::: ENTRIES SHOWN :::

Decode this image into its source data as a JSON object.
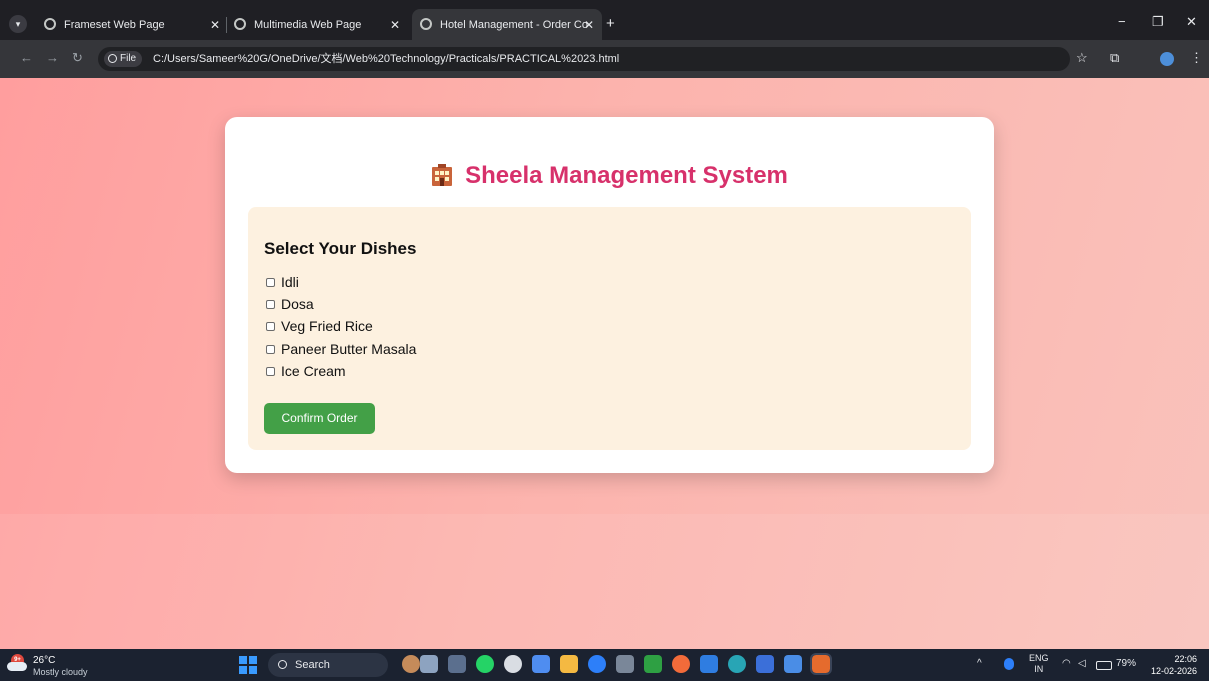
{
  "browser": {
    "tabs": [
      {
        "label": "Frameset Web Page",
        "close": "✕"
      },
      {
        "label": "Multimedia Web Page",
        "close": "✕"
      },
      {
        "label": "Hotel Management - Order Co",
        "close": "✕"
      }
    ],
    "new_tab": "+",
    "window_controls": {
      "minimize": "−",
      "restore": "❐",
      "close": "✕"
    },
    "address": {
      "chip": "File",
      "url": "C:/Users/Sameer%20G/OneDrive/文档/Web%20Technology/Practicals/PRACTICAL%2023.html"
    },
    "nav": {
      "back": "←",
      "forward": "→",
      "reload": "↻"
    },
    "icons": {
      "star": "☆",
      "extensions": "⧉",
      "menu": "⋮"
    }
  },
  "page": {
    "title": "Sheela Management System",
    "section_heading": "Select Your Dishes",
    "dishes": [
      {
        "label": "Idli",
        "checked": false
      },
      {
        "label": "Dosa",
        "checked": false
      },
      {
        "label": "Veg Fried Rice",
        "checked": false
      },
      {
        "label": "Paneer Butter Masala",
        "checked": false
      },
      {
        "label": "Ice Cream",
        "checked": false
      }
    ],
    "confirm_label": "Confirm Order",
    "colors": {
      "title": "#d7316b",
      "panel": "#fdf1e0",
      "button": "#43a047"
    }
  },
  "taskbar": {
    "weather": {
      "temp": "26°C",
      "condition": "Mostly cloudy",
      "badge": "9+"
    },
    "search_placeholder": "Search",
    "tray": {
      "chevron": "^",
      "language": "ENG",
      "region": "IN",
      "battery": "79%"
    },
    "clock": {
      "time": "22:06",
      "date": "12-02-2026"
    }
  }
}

:::

Leave the images out and output the remaining material exactly as it stands.

RESPONSE FOR THIS EXERCISE:
Decode this image into its source data as a JSON object.
{
  "browser": {
    "tabs": [
      {
        "label": "Frameset Web Page",
        "close": "✕"
      },
      {
        "label": "Multimedia Web Page",
        "close": "✕"
      },
      {
        "label": "Hotel Management - Order Co",
        "close": "✕"
      }
    ],
    "new_tab": "+",
    "window_controls": {
      "minimize": "−",
      "restore": "❐",
      "close": "✕"
    },
    "address": {
      "chip": "File",
      "url": "C:/Users/Sameer%20G/OneDrive/文档/Web%20Technology/Practicals/PRACTICAL%2023.html"
    },
    "nav": {
      "back": "←",
      "forward": "→",
      "reload": "↻"
    },
    "icons": {
      "star": "☆",
      "extensions": "⧉",
      "menu": "⋮"
    }
  },
  "page": {
    "title": "Sheela Management System",
    "section_heading": "Select Your Dishes",
    "dishes": [
      {
        "label": "Idli",
        "checked": false
      },
      {
        "label": "Dosa",
        "checked": false
      },
      {
        "label": "Veg Fried Rice",
        "checked": false
      },
      {
        "label": "Paneer Butter Masala",
        "checked": false
      },
      {
        "label": "Ice Cream",
        "checked": false
      }
    ],
    "confirm_label": "Confirm Order",
    "colors": {
      "title": "#d7316b",
      "panel": "#fdf1e0",
      "button": "#43a047"
    }
  },
  "taskbar": {
    "weather": {
      "temp": "26°C",
      "condition": "Mostly cloudy",
      "badge": "9+"
    },
    "search_placeholder": "Search",
    "tray": {
      "chevron": "^",
      "language": "ENG",
      "region": "IN",
      "battery": "79%"
    },
    "clock": {
      "time": "22:06",
      "date": "12-02-2026"
    }
  }
}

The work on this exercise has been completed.